## Start DATASET EXTRACT

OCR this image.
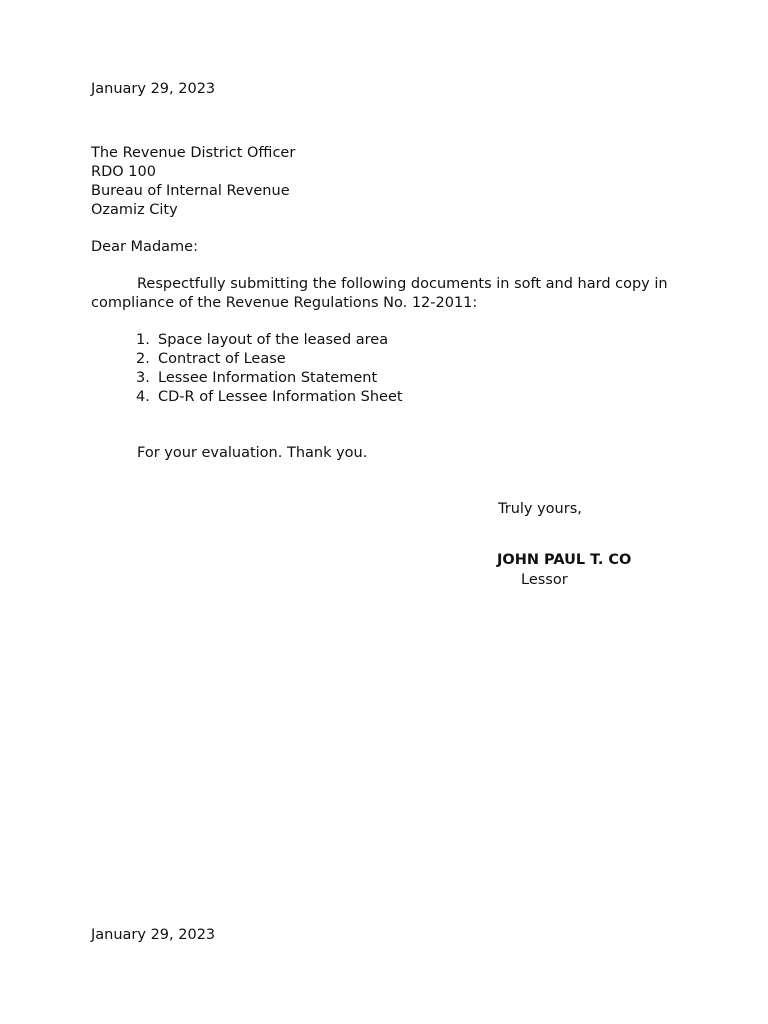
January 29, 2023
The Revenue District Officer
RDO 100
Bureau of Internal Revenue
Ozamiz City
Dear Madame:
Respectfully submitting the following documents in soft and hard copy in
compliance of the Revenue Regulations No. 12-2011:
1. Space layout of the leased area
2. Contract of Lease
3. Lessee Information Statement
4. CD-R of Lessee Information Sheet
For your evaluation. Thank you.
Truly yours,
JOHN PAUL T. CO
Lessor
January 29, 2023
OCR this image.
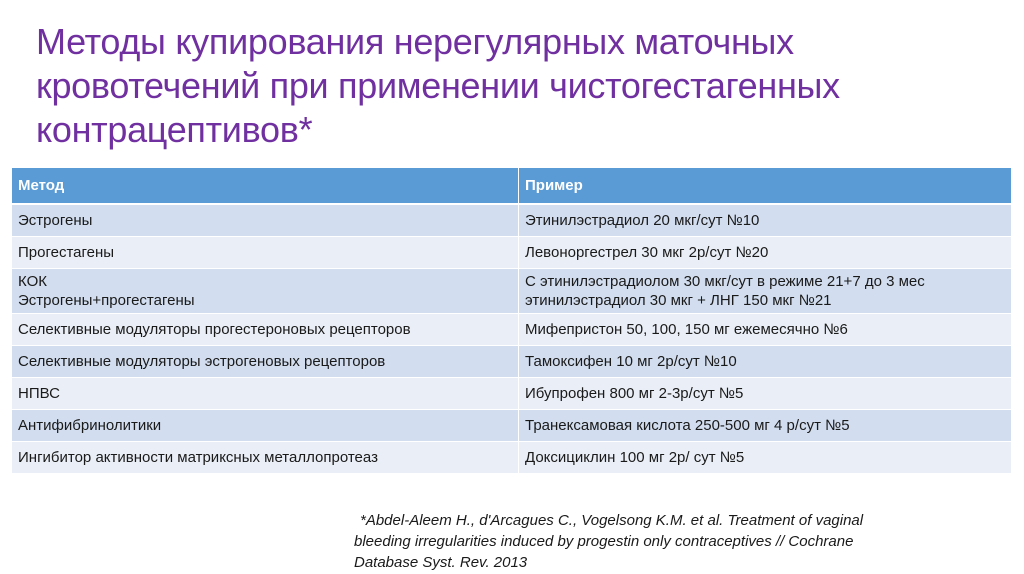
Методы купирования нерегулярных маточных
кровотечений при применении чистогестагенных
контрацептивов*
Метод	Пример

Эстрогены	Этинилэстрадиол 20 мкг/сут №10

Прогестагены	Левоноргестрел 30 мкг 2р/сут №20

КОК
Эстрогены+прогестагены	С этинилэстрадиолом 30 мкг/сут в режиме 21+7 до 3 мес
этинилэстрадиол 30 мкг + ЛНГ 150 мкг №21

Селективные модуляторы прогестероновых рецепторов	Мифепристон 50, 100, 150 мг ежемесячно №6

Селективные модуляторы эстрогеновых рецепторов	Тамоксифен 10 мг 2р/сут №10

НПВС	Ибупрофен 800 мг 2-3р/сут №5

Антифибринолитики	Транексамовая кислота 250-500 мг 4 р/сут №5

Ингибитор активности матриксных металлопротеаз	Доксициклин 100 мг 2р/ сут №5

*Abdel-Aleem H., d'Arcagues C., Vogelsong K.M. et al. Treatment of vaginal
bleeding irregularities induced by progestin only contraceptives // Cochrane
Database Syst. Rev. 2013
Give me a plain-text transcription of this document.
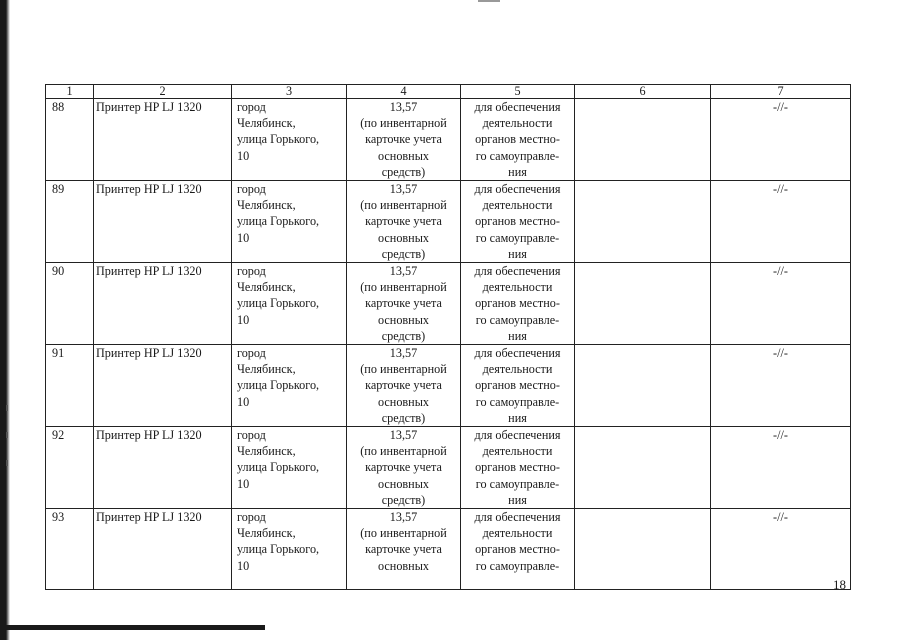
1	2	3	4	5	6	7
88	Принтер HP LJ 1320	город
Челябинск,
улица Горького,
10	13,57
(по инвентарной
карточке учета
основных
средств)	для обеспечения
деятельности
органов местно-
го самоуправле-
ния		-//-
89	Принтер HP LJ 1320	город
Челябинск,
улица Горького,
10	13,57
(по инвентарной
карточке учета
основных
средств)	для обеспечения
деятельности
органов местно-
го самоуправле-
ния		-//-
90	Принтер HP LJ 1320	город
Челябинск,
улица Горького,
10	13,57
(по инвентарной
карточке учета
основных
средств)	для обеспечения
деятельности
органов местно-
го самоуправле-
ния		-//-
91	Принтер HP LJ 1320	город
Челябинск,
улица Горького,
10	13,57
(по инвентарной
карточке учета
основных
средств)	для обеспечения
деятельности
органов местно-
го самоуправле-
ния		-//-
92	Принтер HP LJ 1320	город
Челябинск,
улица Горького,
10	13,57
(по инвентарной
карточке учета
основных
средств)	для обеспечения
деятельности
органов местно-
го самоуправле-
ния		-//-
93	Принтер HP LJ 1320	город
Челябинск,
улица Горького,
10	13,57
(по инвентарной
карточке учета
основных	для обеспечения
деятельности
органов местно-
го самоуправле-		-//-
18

## End DATASET EXTRACT

PROBLEM - Each entry above is to be written out again unchanged, apart from the pictures, which are left out.

EXERCISE RESPONSE -
OCR this image.
January 29, 2023
The Revenue District Officer
RDO 100
Bureau of Internal Revenue
Ozamiz City
Dear Madame:
Respectfully submitting the following documents in soft and hard copy in
compliance of the Revenue Regulations No. 12-2011:
1. Space layout of the leased area
2. Contract of Lease
3. Lessee Information Statement
4. CD-R of Lessee Information Sheet
For your evaluation. Thank you.
Truly yours,
JOHN PAUL T. CO
Lessor
January 29, 2023
OCR this image.
Методы купирования нерегулярных маточных
кровотечений при применении чистогестагенных
контрацептивов*
Метод	Пример

Эстрогены	Этинилэстрадиол 20 мкг/сут №10

Прогестагены	Левоноргестрел 30 мкг 2р/сут №20

КОК
Эстрогены+прогестагены	С этинилэстрадиолом 30 мкг/сут в режиме 21+7 до 3 мес
этинилэстрадиол 30 мкг + ЛНГ 150 мкг №21

Селективные модуляторы прогестероновых рецепторов	Мифепристон 50, 100, 150 мг ежемесячно №6

Селективные модуляторы эстрогеновых рецепторов	Тамоксифен 10 мг 2р/сут №10

НПВС	Ибупрофен 800 мг 2-3р/сут №5

Антифибринолитики	Транексамовая кислота 250-500 мг 4 р/сут №5

Ингибитор активности матриксных металлопротеаз	Доксициклин 100 мг 2р/ сут №5

*Abdel-Aleem H., d'Arcagues C., Vogelsong K.M. et al. Treatment of vaginal
bleeding irregularities induced by progestin only contraceptives // Cochrane
Database Syst. Rev. 2013
Give me a plain-text transcription of this document.
1	2	3	4	5	6	7
88	Принтер HP LJ 1320	город
Челябинск,
улица Горького,
10	13,57
(по инвентарной
карточке учета
основных
средств)	для обеспечения
деятельности
органов местно-
го самоуправле-
ния		-//-
89	Принтер HP LJ 1320	город
Челябинск,
улица Горького,
10	13,57
(по инвентарной
карточке учета
основных
средств)	для обеспечения
деятельности
органов местно-
го самоуправле-
ния		-//-
90	Принтер HP LJ 1320	город
Челябинск,
улица Горького,
10	13,57
(по инвентарной
карточке учета
основных
средств)	для обеспечения
деятельности
органов местно-
го самоуправле-
ния		-//-
91	Принтер HP LJ 1320	город
Челябинск,
улица Горького,
10	13,57
(по инвентарной
карточке учета
основных
средств)	для обеспечения
деятельности
органов местно-
го самоуправле-
ния		-//-
92	Принтер HP LJ 1320	город
Челябинск,
улица Горького,
10	13,57
(по инвентарной
карточке учета
основных
средств)	для обеспечения
деятельности
органов местно-
го самоуправле-
ния		-//-
93	Принтер HP LJ 1320	город
Челябинск,
улица Горького,
10	13,57
(по инвентарной
карточке учета
основных	для обеспечения
деятельности
органов местно-
го самоуправле-		-//-
18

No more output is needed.